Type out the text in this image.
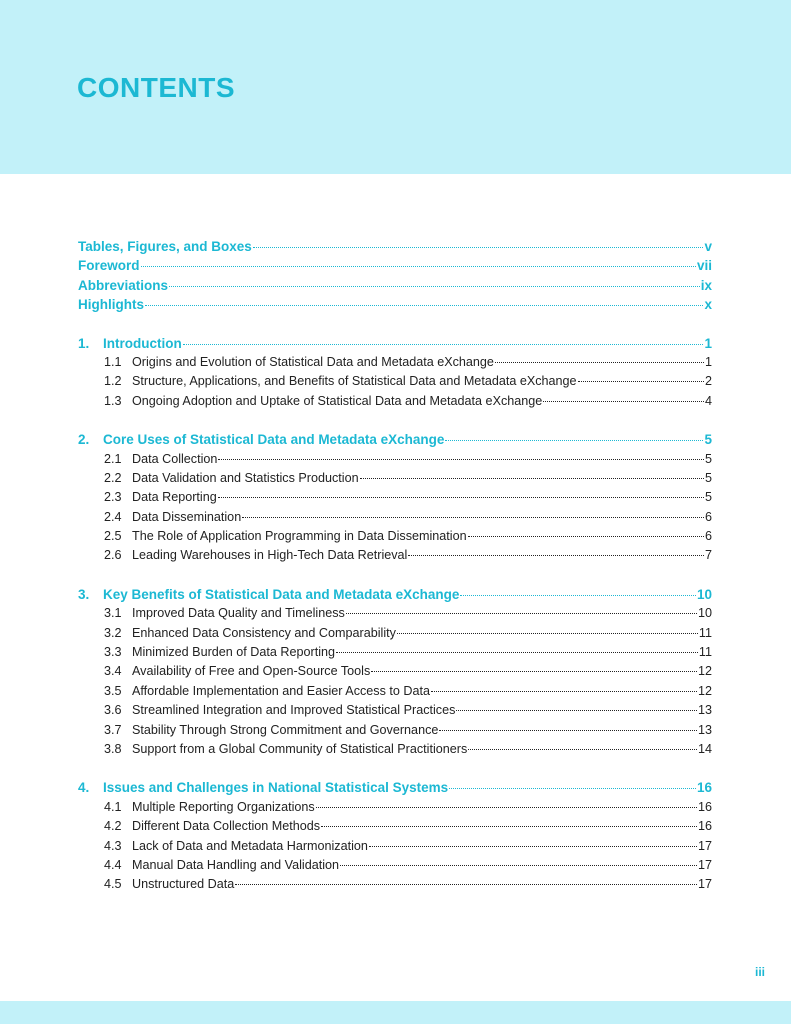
CONTENTS
Tables, Figures, and Boxes	v
Foreword	vii
Abbreviations	ix
Highlights	x
1.	Introduction	1
1.1 Origins and Evolution of Statistical Data and Metadata eXchange	1
1.2 Structure, Applications, and Benefits of Statistical Data and Metadata eXchange	2
1.3 Ongoing Adoption and Uptake of Statistical Data and Metadata eXchange	4
2.	Core Uses of Statistical Data and Metadata eXchange	5
2.1 Data Collection	5
2.2 Data Validation and Statistics Production	5
2.3 Data Reporting	5
2.4 Data Dissemination	6
2.5 The Role of Application Programming in Data Dissemination	6
2.6 Leading Warehouses in High-Tech Data Retrieval	7
3.	Key Benefits of Statistical Data and Metadata eXchange	10
3.1 Improved Data Quality and Timeliness	10
3.2 Enhanced Data Consistency and Comparability	11
3.3 Minimized Burden of Data Reporting	11
3.4 Availability of Free and Open-Source Tools	12
3.5 Affordable Implementation and Easier Access to Data	12
3.6 Streamlined Integration and Improved Statistical Practices	13
3.7 Stability Through Strong Commitment and Governance	13
3.8 Support from a Global Community of Statistical Practitioners	14
4.	Issues and Challenges in National Statistical Systems	16
4.1 Multiple Reporting Organizations	16
4.2 Different Data Collection Methods	16
4.3 Lack of Data and Metadata Harmonization	17
4.4 Manual Data Handling and Validation	17
4.5 Unstructured Data	17
iii
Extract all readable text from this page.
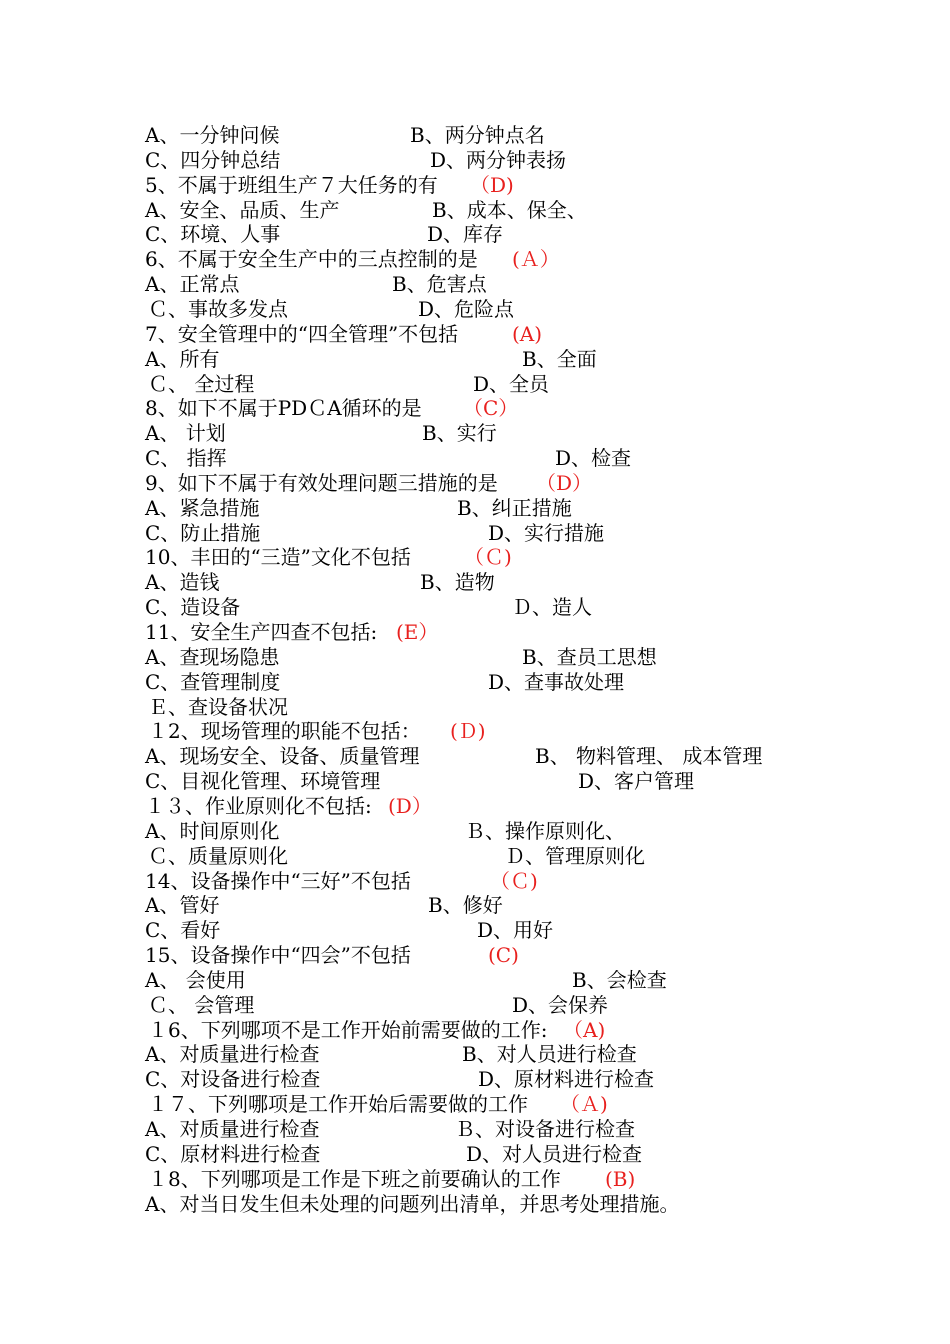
A、一分钟问候	B、两分钟点名
C、四分钟总结	D、两分钟表扬
5、不属于班组生产７大任务的有 （D)
A、安全、品质、生产	B、成本、保全、
C、环境、人事	D、库存
6、不属于安全生产中的三点控制的是 (Ａ）
A、正常点	B、危害点
Ｃ、事故多发点	D、危险点
7、安全管理中的“四全管理”不包括	(A)
A、所有	B、全面
Ｃ、 全过程	D、全员
8、如下不属于PDＣA循环的是 （C）
A、 计划	B、实行
C、 指挥	D、检查
9、如下不属于有效处理问题三措施的是 （D）
A、紧急措施	B、纠正措施
C、防止措施	D、实行措施
10、丰田的“三造”文化不包括	（Ｃ)
A、造钱	B、造物
C、造设备	Ｄ、造人
11、安全生产四查不包括: (E）
A、查现场隐患	B、查员工思想
C、查管理制度	D、查事故处理
Ｅ、查设备状况
１2、现场管理的职能不包括： (Ｄ)
A、现场安全、设备、质量管理	B、 物料管理、 成本管理
C、目视化管理、环境管理	D、客户管理
１３、作业原则化不包括: (D）
A、时间原则化	Ｂ、操作原则化、
Ｃ、质量原则化	Ｄ、管理原则化
14、设备操作中“三好”不包括	（Ｃ)
A、管好	B、修好
C、看好	D、用好
15、设备操作中“四会”不包括	(C)
A、 会使用	B、会检查
Ｃ、 会管理	D、会保养
１6、下列哪项不是工作开始前需要做的工作: （A)
A、对质量进行检查	B、对人员进行检查
C、对设备进行检查	D、原材料进行检查
１７、下列哪项是工作开始后需要做的工作 （Ａ)
A、对质量进行检查	Ｂ、对设备进行检查
C、原材料进行检查	D、对人员进行检查
１8、下列哪项是工作是下班之前要确认的工作 (B)
A、对当日发生但未处理的问题列出清单，并思考处理措施。
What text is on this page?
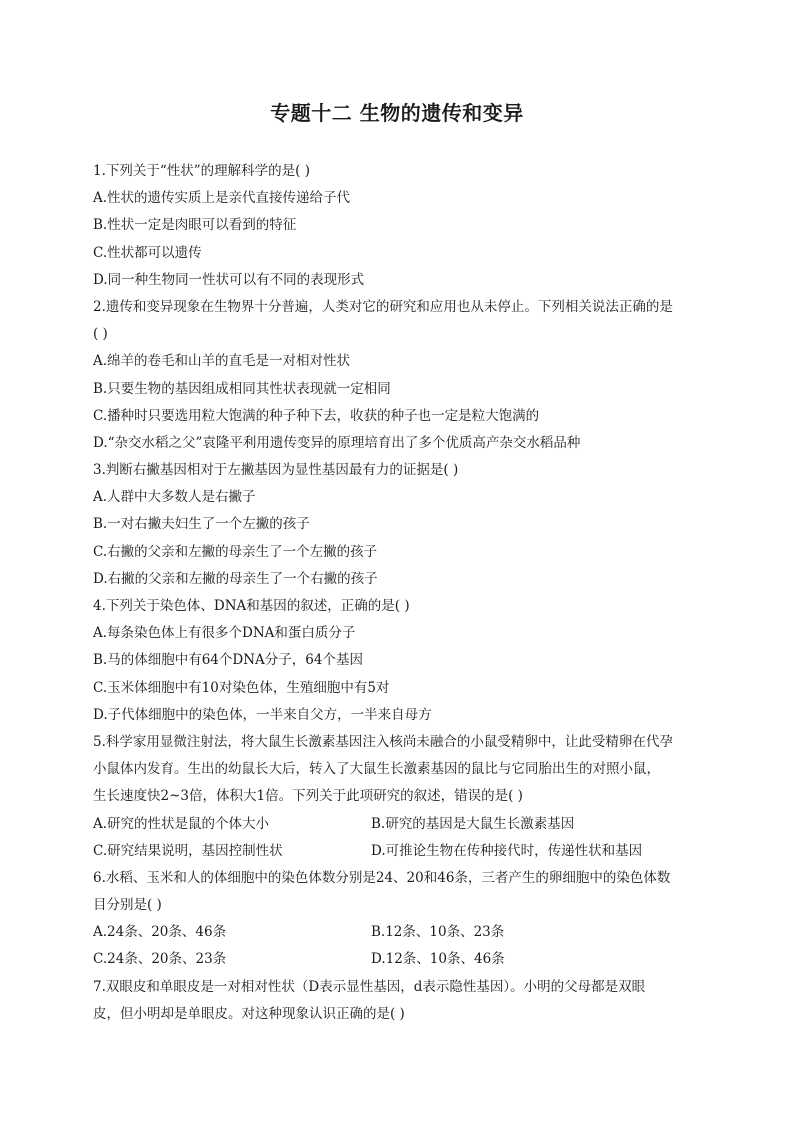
专题十二 生物的遗传和变异
1.下列关于“性状”的理解科学的是( )
A.性状的遗传实质上是亲代直接传递给子代
B.性状一定是肉眼可以看到的特征
C.性状都可以遗传
D.同一种生物同一性状可以有不同的表现形式
2.遗传和变异现象在生物界十分普遍，人类对它的研究和应用也从未停止。下列相关说法正确的是
( )
A.绵羊的卷毛和山羊的直毛是一对相对性状
B.只要生物的基因组成相同其性状表现就一定相同
C.播种时只要选用粒大饱满的种子种下去，收获的种子也一定是粒大饱满的
D.“杂交水稻之父”袁隆平利用遗传变异的原理培育出了多个优质高产杂交水稻品种
3.判断右撇基因相对于左撇基因为显性基因最有力的证据是( )
A.人群中大多数人是右撇子
B.一对右撇夫妇生了一个左撇的孩子
C.右撇的父亲和左撇的母亲生了一个左撇的孩子
D.右撇的父亲和左撇的母亲生了一个右撇的孩子
4.下列关于染色体、DNA和基因的叙述，正确的是( )
A.每条染色体上有很多个DNA和蛋白质分子
B.马的体细胞中有64个DNA分子，64个基因
C.玉米体细胞中有10对染色体，生殖细胞中有5对
D.子代体细胞中的染色体，一半来自父方，一半来自母方
5.科学家用显微注射法，将大鼠生长激素基因注入核尚未融合的小鼠受精卵中，让此受精卵在代孕
小鼠体内发育。生出的幼鼠长大后，转入了大鼠生长激素基因的鼠比与它同胎出生的对照小鼠，
生长速度快2~3倍，体积大1倍。下列关于此项研究的叙述，错误的是( )
A.研究的性状是鼠的个体大小	B.研究的基因是大鼠生长激素基因
C.研究结果说明，基因控制性状	D.可推论生物在传种接代时，传递性状和基因
6.水稻、玉米和人的体细胞中的染色体数分别是24、20和46条，三者产生的卵细胞中的染色体数
目分别是( )
A.24条、20条、46条	B.12条、10条、23条
C.24条、20条、23条	D.12条、10条、46条
7.双眼皮和单眼皮是一对相对性状（D表示显性基因，d表示隐性基因）。小明的父母都是双眼
皮，但小明却是单眼皮。对这种现象认识正确的是( )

• [Task requirements] The records above must be transcribed exactly. Pictures are left out of the copy.

• [The answer]
Type out the text in this image.
CONTENTS
Tables, Figures, and Boxes	v
Foreword	vii
Abbreviations	ix
Highlights	x
1.	Introduction	1
1.1 Origins and Evolution of Statistical Data and Metadata eXchange	1
1.2 Structure, Applications, and Benefits of Statistical Data and Metadata eXchange	2
1.3 Ongoing Adoption and Uptake of Statistical Data and Metadata eXchange	4
2.	Core Uses of Statistical Data and Metadata eXchange	5
2.1 Data Collection	5
2.2 Data Validation and Statistics Production	5
2.3 Data Reporting	5
2.4 Data Dissemination	6
2.5 The Role of Application Programming in Data Dissemination	6
2.6 Leading Warehouses in High-Tech Data Retrieval	7
3.	Key Benefits of Statistical Data and Metadata eXchange	10
3.1 Improved Data Quality and Timeliness	10
3.2 Enhanced Data Consistency and Comparability	11
3.3 Minimized Burden of Data Reporting	11
3.4 Availability of Free and Open-Source Tools	12
3.5 Affordable Implementation and Easier Access to Data	12
3.6 Streamlined Integration and Improved Statistical Practices	13
3.7 Stability Through Strong Commitment and Governance	13
3.8 Support from a Global Community of Statistical Practitioners	14
4.	Issues and Challenges in National Statistical Systems	16
4.1 Multiple Reporting Organizations	16
4.2 Different Data Collection Methods	16
4.3 Lack of Data and Metadata Harmonization	17
4.4 Manual Data Handling and Validation	17
4.5 Unstructured Data	17
iii
Extract all readable text from this page.
A、一分钟问候	B、两分钟点名
C、四分钟总结	D、两分钟表扬
5、不属于班组生产７大任务的有 （D)
A、安全、品质、生产	B、成本、保全、
C、环境、人事	D、库存
6、不属于安全生产中的三点控制的是 (Ａ）
A、正常点	B、危害点
Ｃ、事故多发点	D、危险点
7、安全管理中的“四全管理”不包括	(A)
A、所有	B、全面
Ｃ、 全过程	D、全员
8、如下不属于PDＣA循环的是 （C）
A、 计划	B、实行
C、 指挥	D、检查
9、如下不属于有效处理问题三措施的是 （D）
A、紧急措施	B、纠正措施
C、防止措施	D、实行措施
10、丰田的“三造”文化不包括	（Ｃ)
A、造钱	B、造物
C、造设备	Ｄ、造人
11、安全生产四查不包括: (E）
A、查现场隐患	B、查员工思想
C、查管理制度	D、查事故处理
Ｅ、查设备状况
１2、现场管理的职能不包括： (Ｄ)
A、现场安全、设备、质量管理	B、 物料管理、 成本管理
C、目视化管理、环境管理	D、客户管理
１３、作业原则化不包括: (D）
A、时间原则化	Ｂ、操作原则化、
Ｃ、质量原则化	Ｄ、管理原则化
14、设备操作中“三好”不包括	（Ｃ)
A、管好	B、修好
C、看好	D、用好
15、设备操作中“四会”不包括	(C)
A、 会使用	B、会检查
Ｃ、 会管理	D、会保养
１6、下列哪项不是工作开始前需要做的工作: （A)
A、对质量进行检查	B、对人员进行检查
C、对设备进行检查	D、原材料进行检查
１７、下列哪项是工作开始后需要做的工作 （Ａ)
A、对质量进行检查	Ｂ、对设备进行检查
C、原材料进行检查	D、对人员进行检查
１8、下列哪项是工作是下班之前要确认的工作 (B)
A、对当日发生但未处理的问题列出清单，并思考处理措施。
What text is on this page?
专题十二 生物的遗传和变异
1.下列关于“性状”的理解科学的是( )
A.性状的遗传实质上是亲代直接传递给子代
B.性状一定是肉眼可以看到的特征
C.性状都可以遗传
D.同一种生物同一性状可以有不同的表现形式
2.遗传和变异现象在生物界十分普遍，人类对它的研究和应用也从未停止。下列相关说法正确的是
( )
A.绵羊的卷毛和山羊的直毛是一对相对性状
B.只要生物的基因组成相同其性状表现就一定相同
C.播种时只要选用粒大饱满的种子种下去，收获的种子也一定是粒大饱满的
D.“杂交水稻之父”袁隆平利用遗传变异的原理培育出了多个优质高产杂交水稻品种
3.判断右撇基因相对于左撇基因为显性基因最有力的证据是( )
A.人群中大多数人是右撇子
B.一对右撇夫妇生了一个左撇的孩子
C.右撇的父亲和左撇的母亲生了一个左撇的孩子
D.右撇的父亲和左撇的母亲生了一个右撇的孩子
4.下列关于染色体、DNA和基因的叙述，正确的是( )
A.每条染色体上有很多个DNA和蛋白质分子
B.马的体细胞中有64个DNA分子，64个基因
C.玉米体细胞中有10对染色体，生殖细胞中有5对
D.子代体细胞中的染色体，一半来自父方，一半来自母方
5.科学家用显微注射法，将大鼠生长激素基因注入核尚未融合的小鼠受精卵中，让此受精卵在代孕
小鼠体内发育。生出的幼鼠长大后，转入了大鼠生长激素基因的鼠比与它同胎出生的对照小鼠，
生长速度快2~3倍，体积大1倍。下列关于此项研究的叙述，错误的是( )
A.研究的性状是鼠的个体大小	B.研究的基因是大鼠生长激素基因
C.研究结果说明，基因控制性状	D.可推论生物在传种接代时，传递性状和基因
6.水稻、玉米和人的体细胞中的染色体数分别是24、20和46条，三者产生的卵细胞中的染色体数
目分别是( )
A.24条、20条、46条	B.12条、10条、23条
C.24条、20条、23条	D.12条、10条、46条
7.双眼皮和单眼皮是一对相对性状（D表示显性基因，d表示隐性基因）。小明的父母都是双眼
皮，但小明却是单眼皮。对这种现象认识正确的是( )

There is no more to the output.